# Start of EXCERPTED RECORDS

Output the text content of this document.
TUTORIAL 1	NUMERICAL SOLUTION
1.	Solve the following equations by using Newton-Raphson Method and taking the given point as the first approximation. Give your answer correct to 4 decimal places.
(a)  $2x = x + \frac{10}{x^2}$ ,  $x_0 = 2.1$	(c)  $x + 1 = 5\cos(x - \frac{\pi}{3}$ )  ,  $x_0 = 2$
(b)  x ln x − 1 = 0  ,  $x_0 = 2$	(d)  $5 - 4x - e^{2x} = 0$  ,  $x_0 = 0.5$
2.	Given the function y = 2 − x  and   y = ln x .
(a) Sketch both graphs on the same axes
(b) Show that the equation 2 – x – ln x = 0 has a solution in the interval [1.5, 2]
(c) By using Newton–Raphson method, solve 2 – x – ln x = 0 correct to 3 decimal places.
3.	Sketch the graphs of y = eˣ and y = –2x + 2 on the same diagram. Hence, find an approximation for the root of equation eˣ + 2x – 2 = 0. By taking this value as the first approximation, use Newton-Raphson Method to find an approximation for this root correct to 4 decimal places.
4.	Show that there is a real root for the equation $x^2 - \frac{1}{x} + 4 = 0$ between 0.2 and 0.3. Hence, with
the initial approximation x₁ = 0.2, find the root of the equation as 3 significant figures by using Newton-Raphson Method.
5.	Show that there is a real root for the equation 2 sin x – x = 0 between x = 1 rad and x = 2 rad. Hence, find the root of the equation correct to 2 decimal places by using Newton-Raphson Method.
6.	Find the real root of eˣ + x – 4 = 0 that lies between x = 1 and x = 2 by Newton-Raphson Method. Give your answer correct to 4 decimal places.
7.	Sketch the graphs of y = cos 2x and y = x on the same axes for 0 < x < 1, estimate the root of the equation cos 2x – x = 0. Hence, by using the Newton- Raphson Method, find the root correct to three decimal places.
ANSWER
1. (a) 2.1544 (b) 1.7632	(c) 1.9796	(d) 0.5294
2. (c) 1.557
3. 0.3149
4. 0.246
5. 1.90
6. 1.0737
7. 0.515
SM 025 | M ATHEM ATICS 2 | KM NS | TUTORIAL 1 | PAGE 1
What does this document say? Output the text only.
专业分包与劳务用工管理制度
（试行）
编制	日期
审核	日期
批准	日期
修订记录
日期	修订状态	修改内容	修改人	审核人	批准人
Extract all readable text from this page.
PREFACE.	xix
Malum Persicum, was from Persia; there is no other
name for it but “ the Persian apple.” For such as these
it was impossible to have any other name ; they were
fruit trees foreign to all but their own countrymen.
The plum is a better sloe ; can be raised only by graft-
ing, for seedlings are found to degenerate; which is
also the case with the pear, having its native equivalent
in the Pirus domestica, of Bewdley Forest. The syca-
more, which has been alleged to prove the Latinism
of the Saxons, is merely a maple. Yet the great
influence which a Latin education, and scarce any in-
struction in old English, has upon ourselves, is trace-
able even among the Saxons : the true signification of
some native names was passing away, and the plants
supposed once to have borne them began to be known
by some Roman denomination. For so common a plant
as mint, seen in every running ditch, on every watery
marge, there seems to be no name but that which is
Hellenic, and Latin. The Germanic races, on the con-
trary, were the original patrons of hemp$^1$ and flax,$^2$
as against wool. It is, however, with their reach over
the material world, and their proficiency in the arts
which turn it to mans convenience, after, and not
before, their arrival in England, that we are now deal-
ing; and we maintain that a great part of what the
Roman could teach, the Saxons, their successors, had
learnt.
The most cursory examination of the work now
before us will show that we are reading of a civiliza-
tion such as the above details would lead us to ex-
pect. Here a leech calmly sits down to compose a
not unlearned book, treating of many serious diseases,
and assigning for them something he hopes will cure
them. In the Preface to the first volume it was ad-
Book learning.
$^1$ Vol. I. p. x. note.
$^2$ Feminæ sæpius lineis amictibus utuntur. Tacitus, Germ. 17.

# End of EXCERPTED RECORDS

▶ GIVEN INSTRUCTION
Reproduce only the lines running from the one that contains "Extract all readable text from this page." to the last line of the records.

▶ EXPECTED ANSWER
Extract all readable text from this page.
PREFACE.	xix
Malum Persicum, was from Persia; there is no other
name for it but “ the Persian apple.” For such as these
it was impossible to have any other name ; they were
fruit trees foreign to all but their own countrymen.
The plum is a better sloe ; can be raised only by graft-
ing, for seedlings are found to degenerate; which is
also the case with the pear, having its native equivalent
in the Pirus domestica, of Bewdley Forest. The syca-
more, which has been alleged to prove the Latinism
of the Saxons, is merely a maple. Yet the great
influence which a Latin education, and scarce any in-
struction in old English, has upon ourselves, is trace-
able even among the Saxons : the true signification of
some native names was passing away, and the plants
supposed once to have borne them began to be known
by some Roman denomination. For so common a plant
as mint, seen in every running ditch, on every watery
marge, there seems to be no name but that which is
Hellenic, and Latin. The Germanic races, on the con-
trary, were the original patrons of hemp$^1$ and flax,$^2$
as against wool. It is, however, with their reach over
the material world, and their proficiency in the arts
which turn it to mans convenience, after, and not
before, their arrival in England, that we are now deal-
ing; and we maintain that a great part of what the
Roman could teach, the Saxons, their successors, had
learnt.
The most cursory examination of the work now
before us will show that we are reading of a civiliza-
tion such as the above details would lead us to ex-
pect. Here a leech calmly sits down to compose a
not unlearned book, treating of many serious diseases,
and assigning for them something he hopes will cure
them. In the Preface to the first volume it was ad-
Book learning.
$^1$ Vol. I. p. x. note.
$^2$ Feminæ sæpius lineis amictibus utuntur. Tacitus, Germ. 17.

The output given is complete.